| Prompt |
Your task is to reproduce the entries below word for word.
########################################
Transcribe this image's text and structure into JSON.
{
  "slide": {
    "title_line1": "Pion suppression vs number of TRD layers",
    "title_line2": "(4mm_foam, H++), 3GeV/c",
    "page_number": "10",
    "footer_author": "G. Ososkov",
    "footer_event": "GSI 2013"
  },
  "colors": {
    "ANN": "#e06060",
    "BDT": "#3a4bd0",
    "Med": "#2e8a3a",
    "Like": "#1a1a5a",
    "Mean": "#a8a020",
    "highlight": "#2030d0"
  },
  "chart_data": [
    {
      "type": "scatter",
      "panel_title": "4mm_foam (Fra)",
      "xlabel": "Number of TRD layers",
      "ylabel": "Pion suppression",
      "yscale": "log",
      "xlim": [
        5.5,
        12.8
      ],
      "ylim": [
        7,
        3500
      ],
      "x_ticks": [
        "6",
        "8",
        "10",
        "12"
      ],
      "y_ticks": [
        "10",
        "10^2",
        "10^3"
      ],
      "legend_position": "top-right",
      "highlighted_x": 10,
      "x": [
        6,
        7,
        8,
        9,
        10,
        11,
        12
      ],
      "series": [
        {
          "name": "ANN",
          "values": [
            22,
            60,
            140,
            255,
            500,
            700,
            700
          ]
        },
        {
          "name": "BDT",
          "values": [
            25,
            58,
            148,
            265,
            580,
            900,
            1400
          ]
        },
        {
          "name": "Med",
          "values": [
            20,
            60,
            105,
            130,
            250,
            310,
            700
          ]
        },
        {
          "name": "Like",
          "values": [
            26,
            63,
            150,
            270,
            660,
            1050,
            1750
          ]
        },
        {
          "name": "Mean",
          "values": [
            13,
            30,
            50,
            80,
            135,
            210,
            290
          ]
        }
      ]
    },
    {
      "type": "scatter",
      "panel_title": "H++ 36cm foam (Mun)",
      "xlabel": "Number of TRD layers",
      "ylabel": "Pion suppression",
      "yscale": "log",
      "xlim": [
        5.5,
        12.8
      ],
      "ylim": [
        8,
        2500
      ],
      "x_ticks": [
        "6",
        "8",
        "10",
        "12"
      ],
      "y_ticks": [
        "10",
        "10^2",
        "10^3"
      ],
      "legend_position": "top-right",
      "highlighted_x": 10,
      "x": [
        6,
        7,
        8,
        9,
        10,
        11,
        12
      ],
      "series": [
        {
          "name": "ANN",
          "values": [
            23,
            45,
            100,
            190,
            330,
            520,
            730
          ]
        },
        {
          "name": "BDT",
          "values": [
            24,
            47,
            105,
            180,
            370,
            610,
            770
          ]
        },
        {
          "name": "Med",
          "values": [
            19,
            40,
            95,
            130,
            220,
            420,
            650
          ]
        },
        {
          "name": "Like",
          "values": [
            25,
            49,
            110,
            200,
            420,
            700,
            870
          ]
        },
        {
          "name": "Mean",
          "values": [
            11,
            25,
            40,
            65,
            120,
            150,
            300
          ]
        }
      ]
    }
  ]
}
########################################
| Result for this exercise |
Transcribe this image's text and structure into JSON.
{
  "slide": {
    "title_line1": "Pion suppression vs number of TRD layers",
    "title_line2": "(4mm_foam, H++), 3GeV/c",
    "page_number": "10",
    "footer_author": "G. Ososkov",
    "footer_event": "GSI 2013"
  },
  "colors": {
    "ANN": "#e06060",
    "BDT": "#3a4bd0",
    "Med": "#2e8a3a",
    "Like": "#1a1a5a",
    "Mean": "#a8a020",
    "highlight": "#2030d0"
  },
  "chart_data": [
    {
      "type": "scatter",
      "panel_title": "4mm_foam (Fra)",
      "xlabel": "Number of TRD layers",
      "ylabel": "Pion suppression",
      "yscale": "log",
      "xlim": [
        5.5,
        12.8
      ],
      "ylim": [
        7,
        3500
      ],
      "x_ticks": [
        "6",
        "8",
        "10",
        "12"
      ],
      "y_ticks": [
        "10",
        "10^2",
        "10^3"
      ],
      "legend_position": "top-right",
      "highlighted_x": 10,
      "x": [
        6,
        7,
        8,
        9,
        10,
        11,
        12
      ],
      "series": [
        {
          "name": "ANN",
          "values": [
            22,
            60,
            140,
            255,
            500,
            700,
            700
          ]
        },
        {
          "name": "BDT",
          "values": [
            25,
            58,
            148,
            265,
            580,
            900,
            1400
          ]
        },
        {
          "name": "Med",
          "values": [
            20,
            60,
            105,
            130,
            250,
            310,
            700
          ]
        },
        {
          "name": "Like",
          "values": [
            26,
            63,
            150,
            270,
            660,
            1050,
            1750
          ]
        },
        {
          "name": "Mean",
          "values": [
            13,
            30,
            50,
            80,
            135,
            210,
            290
          ]
        }
      ]
    },
    {
      "type": "scatter",
      "panel_title": "H++ 36cm foam (Mun)",
      "xlabel": "Number of TRD layers",
      "ylabel": "Pion suppression",
      "yscale": "log",
      "xlim": [
        5.5,
        12.8
      ],
      "ylim": [
        8,
        2500
      ],
      "x_ticks": [
        "6",
        "8",
        "10",
        "12"
      ],
      "y_ticks": [
        "10",
        "10^2",
        "10^3"
      ],
      "legend_position": "top-right",
      "highlighted_x": 10,
      "x": [
        6,
        7,
        8,
        9,
        10,
        11,
        12
      ],
      "series": [
        {
          "name": "ANN",
          "values": [
            23,
            45,
            100,
            190,
            330,
            520,
            730
          ]
        },
        {
          "name": "BDT",
          "values": [
            24,
            47,
            105,
            180,
            370,
            610,
            770
          ]
        },
        {
          "name": "Med",
          "values": [
            19,
            40,
            95,
            130,
            220,
            420,
            650
          ]
        },
        {
          "name": "Like",
          "values": [
            25,
            49,
            110,
            200,
            420,
            700,
            870
          ]
        },
        {
          "name": "Mean",
          "values": [
            11,
            25,
            40,
            65,
            120,
            150,
            300
          ]
        }
      ]
    }
  ]
}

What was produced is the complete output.